**Esercizio:** Trascrivi senza alcuna modifica il tratto delle voci che va dall'inizio fino alla riga contenente "headline-block: 物联网技术专业：探索物联网领 域的前沿专业", estremi inclusi.
====== Informazioni fornite ======
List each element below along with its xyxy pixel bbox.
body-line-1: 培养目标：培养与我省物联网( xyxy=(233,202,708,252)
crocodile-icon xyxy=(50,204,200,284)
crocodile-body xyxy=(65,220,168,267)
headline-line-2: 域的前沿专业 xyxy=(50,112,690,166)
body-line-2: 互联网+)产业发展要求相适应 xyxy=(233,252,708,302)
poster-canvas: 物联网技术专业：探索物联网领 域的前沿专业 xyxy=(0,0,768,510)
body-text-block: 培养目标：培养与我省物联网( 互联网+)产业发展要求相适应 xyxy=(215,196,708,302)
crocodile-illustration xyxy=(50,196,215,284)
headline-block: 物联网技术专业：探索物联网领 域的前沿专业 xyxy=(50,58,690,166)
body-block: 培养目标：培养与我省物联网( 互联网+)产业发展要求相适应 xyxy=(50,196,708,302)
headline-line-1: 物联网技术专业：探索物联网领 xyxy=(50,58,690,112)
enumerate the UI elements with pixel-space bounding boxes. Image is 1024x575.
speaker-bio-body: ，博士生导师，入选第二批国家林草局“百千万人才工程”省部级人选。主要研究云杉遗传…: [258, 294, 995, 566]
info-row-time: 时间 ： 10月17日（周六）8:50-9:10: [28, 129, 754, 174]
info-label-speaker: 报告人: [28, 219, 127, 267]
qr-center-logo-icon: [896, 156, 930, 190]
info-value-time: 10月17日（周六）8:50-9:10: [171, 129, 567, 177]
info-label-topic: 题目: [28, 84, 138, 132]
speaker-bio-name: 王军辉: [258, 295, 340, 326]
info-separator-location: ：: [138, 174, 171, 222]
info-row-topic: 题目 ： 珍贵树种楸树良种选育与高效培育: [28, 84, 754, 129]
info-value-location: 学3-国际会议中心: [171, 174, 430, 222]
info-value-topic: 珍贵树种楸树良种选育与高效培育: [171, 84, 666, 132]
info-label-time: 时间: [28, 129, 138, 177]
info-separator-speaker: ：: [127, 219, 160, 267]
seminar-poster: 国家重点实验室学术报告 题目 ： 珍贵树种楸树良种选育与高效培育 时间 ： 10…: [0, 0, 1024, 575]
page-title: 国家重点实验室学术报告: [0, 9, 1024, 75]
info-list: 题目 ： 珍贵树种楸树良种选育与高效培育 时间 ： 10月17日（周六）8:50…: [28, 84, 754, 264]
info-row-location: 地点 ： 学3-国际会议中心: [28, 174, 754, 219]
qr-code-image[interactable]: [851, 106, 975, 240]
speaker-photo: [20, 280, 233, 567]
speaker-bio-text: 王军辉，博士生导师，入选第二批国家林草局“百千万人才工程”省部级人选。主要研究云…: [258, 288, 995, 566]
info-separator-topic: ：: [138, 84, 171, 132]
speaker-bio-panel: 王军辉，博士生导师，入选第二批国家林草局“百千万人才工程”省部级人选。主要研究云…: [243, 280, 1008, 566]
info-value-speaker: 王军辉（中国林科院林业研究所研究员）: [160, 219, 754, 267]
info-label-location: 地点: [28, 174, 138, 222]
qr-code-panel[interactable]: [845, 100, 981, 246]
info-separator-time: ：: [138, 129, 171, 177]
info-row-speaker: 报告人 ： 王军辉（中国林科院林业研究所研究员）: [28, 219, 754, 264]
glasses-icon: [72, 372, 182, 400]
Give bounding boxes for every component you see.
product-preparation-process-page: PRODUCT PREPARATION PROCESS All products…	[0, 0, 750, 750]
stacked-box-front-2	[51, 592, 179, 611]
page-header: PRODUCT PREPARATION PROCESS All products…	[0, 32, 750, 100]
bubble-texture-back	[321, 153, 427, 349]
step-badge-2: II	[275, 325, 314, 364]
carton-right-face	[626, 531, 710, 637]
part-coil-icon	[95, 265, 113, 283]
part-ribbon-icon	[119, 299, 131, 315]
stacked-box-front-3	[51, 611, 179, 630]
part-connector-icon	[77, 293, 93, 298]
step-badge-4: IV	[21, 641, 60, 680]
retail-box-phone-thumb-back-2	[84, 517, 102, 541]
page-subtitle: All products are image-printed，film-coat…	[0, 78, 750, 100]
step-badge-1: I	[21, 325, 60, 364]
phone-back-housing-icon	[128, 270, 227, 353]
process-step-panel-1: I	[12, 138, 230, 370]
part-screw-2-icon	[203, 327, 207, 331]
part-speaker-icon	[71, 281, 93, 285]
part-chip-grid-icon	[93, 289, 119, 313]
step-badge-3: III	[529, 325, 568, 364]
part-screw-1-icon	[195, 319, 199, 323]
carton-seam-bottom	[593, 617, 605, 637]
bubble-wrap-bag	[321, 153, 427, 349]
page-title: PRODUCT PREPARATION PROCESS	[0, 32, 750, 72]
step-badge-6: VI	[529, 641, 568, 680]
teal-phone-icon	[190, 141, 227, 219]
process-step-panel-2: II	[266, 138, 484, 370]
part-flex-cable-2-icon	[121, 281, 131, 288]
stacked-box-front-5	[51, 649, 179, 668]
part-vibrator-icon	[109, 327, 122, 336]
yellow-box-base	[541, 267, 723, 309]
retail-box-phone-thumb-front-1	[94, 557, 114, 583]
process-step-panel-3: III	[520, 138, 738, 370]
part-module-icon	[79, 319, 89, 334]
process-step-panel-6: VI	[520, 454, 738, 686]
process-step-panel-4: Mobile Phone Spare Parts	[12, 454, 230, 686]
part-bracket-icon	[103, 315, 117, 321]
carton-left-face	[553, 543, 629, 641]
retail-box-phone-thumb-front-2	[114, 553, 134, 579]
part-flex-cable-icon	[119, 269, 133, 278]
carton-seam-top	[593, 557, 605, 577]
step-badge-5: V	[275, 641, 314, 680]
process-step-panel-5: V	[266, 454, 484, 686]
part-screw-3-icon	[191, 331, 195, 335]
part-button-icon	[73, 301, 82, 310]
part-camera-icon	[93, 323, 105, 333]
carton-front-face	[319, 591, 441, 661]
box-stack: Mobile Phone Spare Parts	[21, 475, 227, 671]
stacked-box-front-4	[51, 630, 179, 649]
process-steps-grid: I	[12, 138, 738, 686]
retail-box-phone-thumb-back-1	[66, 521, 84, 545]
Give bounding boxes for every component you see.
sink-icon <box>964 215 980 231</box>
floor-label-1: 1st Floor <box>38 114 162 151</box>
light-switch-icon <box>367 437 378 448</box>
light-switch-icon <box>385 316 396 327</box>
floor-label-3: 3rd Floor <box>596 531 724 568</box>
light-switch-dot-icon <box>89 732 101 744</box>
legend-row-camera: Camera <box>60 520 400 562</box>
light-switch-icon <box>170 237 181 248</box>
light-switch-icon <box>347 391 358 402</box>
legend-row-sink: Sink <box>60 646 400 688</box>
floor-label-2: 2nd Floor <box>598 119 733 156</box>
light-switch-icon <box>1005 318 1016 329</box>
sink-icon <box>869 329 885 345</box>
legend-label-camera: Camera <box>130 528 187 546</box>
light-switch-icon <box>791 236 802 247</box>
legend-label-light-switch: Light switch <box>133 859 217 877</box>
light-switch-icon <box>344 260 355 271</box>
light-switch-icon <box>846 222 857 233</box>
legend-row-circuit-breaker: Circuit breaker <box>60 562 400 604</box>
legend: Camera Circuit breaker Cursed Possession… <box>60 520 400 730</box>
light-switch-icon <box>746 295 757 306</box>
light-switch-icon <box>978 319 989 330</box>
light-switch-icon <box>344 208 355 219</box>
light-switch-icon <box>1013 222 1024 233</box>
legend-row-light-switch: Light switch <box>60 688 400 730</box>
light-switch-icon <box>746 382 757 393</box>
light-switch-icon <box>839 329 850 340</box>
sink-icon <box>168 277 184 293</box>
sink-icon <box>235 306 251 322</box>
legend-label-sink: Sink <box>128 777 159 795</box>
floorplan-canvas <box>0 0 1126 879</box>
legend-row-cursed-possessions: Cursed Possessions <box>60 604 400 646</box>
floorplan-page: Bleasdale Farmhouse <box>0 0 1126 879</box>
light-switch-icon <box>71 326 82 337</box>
======
**Risposta all'esercizio:**
List each element below along with its xyxy pixel bbox.
body-line-1: 培养目标：培养与我省物联网( xyxy=(233,202,708,252)
crocodile-icon xyxy=(50,204,200,284)
crocodile-body xyxy=(65,220,168,267)
headline-line-2: 域的前沿专业 xyxy=(50,112,690,166)
body-line-2: 互联网+)产业发展要求相适应 xyxy=(233,252,708,302)
poster-canvas: 物联网技术专业：探索物联网领 域的前沿专业 xyxy=(0,0,768,510)
body-text-block: 培养目标：培养与我省物联网( 互联网+)产业发展要求相适应 xyxy=(215,196,708,302)
crocodile-illustration xyxy=(50,196,215,284)
headline-block: 物联网技术专业：探索物联网领 域的前沿专业 xyxy=(50,58,690,166)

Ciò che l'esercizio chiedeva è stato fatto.